[Start Information shown]

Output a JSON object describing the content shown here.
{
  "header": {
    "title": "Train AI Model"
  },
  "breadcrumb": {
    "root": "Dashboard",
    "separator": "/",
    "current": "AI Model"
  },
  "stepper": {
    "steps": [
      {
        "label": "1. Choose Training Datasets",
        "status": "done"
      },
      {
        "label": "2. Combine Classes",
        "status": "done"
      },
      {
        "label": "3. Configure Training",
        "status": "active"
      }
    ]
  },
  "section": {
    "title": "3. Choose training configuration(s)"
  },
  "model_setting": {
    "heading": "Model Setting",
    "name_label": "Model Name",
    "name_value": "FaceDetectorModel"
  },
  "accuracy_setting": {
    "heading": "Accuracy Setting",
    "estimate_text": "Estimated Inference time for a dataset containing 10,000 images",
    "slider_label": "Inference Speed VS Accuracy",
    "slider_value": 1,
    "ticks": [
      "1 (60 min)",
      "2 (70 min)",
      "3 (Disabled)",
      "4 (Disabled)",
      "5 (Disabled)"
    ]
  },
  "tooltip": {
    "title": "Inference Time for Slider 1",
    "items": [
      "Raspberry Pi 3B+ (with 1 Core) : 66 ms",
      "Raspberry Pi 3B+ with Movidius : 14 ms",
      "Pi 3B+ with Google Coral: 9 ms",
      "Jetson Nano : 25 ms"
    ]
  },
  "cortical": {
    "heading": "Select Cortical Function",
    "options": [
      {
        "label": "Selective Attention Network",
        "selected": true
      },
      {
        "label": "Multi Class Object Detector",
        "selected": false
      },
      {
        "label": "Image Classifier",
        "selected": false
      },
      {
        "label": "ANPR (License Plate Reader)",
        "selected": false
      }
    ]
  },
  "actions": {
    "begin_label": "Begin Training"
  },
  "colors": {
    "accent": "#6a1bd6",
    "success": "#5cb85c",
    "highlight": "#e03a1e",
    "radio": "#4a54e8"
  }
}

[End Information shown]
[Start Information shown]

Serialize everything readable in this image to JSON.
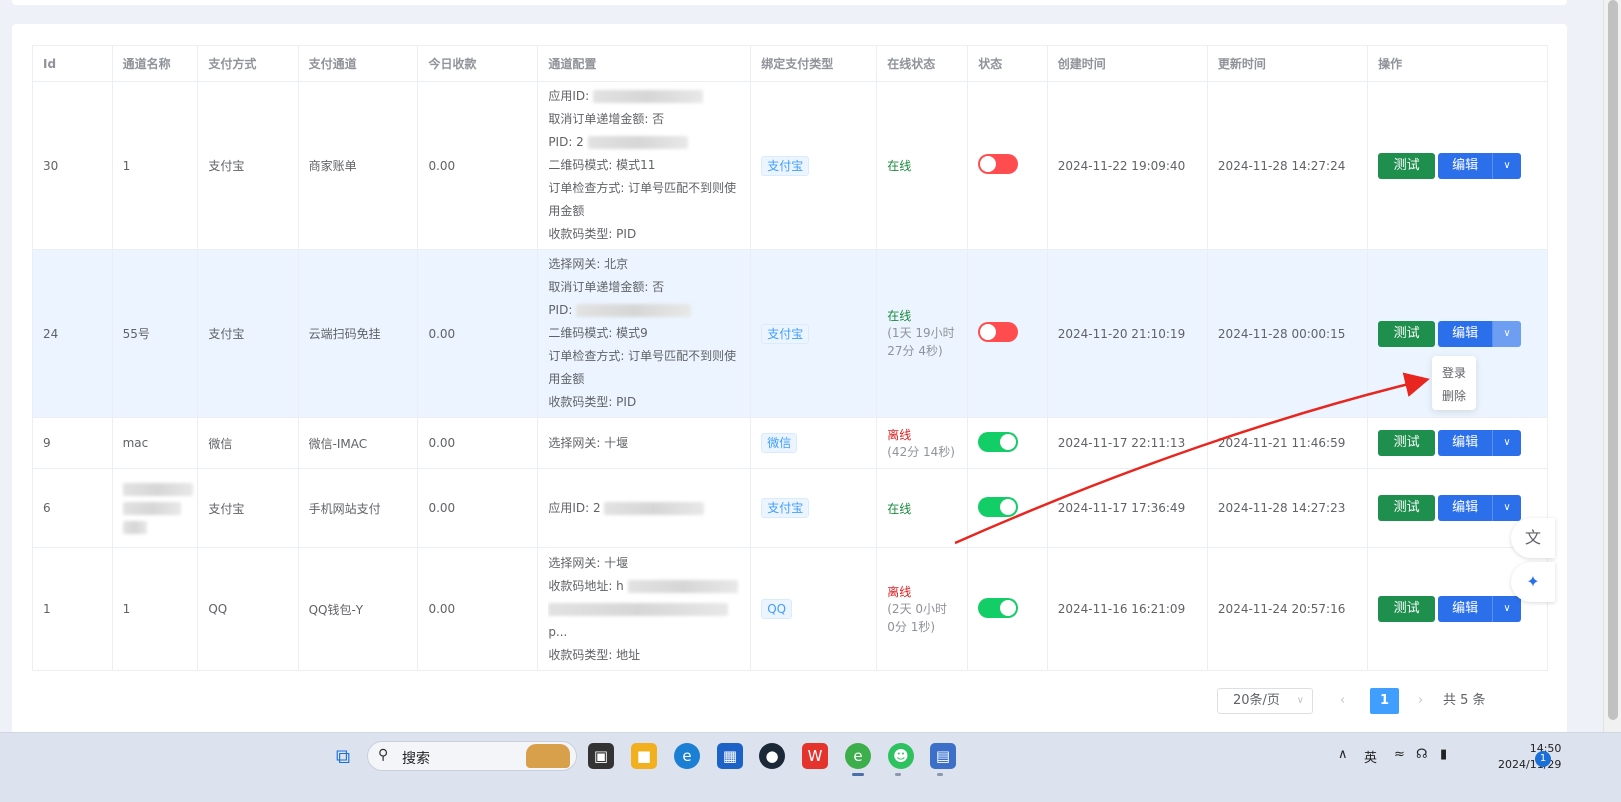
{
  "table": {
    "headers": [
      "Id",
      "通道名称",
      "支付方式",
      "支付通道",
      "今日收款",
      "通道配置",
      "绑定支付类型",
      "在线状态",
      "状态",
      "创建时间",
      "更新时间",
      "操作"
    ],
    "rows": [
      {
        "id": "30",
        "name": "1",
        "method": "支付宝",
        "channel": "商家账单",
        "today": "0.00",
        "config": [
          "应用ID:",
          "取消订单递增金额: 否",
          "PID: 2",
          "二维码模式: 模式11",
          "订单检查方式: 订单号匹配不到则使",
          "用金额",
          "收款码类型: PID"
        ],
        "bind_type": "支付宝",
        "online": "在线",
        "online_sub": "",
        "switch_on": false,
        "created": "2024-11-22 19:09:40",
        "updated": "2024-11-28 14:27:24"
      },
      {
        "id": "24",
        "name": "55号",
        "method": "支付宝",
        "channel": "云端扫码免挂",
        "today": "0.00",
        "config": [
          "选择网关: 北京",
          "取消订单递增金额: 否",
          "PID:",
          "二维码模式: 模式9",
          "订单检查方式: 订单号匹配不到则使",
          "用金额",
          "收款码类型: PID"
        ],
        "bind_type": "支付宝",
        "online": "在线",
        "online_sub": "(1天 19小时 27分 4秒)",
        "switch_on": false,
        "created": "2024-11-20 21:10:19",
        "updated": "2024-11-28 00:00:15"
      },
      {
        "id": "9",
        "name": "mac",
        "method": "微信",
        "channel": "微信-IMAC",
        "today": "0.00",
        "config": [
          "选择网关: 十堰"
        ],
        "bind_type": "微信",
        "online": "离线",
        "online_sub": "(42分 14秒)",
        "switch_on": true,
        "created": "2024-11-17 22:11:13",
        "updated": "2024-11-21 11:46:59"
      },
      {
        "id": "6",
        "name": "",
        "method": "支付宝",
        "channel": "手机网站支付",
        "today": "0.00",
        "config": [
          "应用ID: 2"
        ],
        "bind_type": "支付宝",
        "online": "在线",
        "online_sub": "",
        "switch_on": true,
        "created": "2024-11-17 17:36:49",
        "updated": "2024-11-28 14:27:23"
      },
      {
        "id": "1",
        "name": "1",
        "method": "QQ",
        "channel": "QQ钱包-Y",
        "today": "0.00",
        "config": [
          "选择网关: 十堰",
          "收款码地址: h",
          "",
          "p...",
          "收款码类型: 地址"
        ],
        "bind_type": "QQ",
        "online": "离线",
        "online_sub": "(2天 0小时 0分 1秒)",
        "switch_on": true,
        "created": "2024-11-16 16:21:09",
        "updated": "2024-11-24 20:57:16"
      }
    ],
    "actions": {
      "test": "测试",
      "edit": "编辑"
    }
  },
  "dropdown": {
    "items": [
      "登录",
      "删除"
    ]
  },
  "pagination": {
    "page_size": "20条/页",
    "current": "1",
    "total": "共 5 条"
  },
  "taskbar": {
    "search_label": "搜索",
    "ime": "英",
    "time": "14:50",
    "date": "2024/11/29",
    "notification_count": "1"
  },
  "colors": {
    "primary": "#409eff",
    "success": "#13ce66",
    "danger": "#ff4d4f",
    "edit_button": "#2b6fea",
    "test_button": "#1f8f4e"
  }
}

[End Information shown]
[Start Information shown]

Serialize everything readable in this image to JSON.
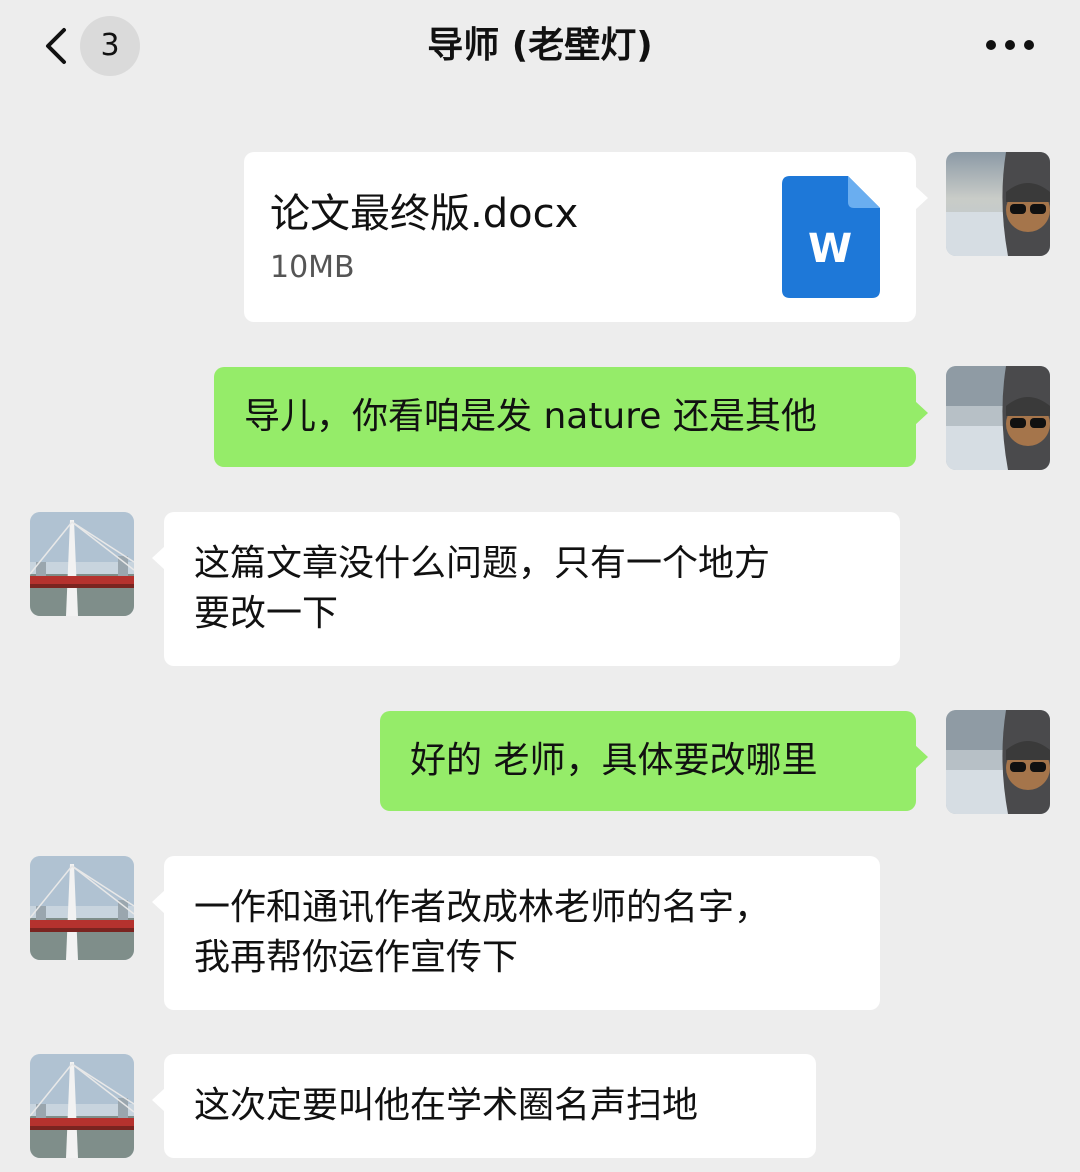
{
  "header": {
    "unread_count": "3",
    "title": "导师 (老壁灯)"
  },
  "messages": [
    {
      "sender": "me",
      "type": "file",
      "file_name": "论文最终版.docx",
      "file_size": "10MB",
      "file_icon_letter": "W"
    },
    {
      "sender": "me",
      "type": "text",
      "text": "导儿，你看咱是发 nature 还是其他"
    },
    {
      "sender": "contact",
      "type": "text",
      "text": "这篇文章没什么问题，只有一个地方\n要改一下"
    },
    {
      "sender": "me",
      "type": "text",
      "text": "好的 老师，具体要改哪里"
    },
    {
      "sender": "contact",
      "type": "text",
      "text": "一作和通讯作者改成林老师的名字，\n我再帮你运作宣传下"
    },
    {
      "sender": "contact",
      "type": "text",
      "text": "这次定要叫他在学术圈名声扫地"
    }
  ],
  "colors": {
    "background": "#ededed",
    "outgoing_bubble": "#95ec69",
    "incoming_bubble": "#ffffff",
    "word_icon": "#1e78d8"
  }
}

[End Information shown]

▶ [Exercise task]:
Your answer should be a single number: the count of lines in the listing that contain the word "heading".

▶ [Exercise output]:
3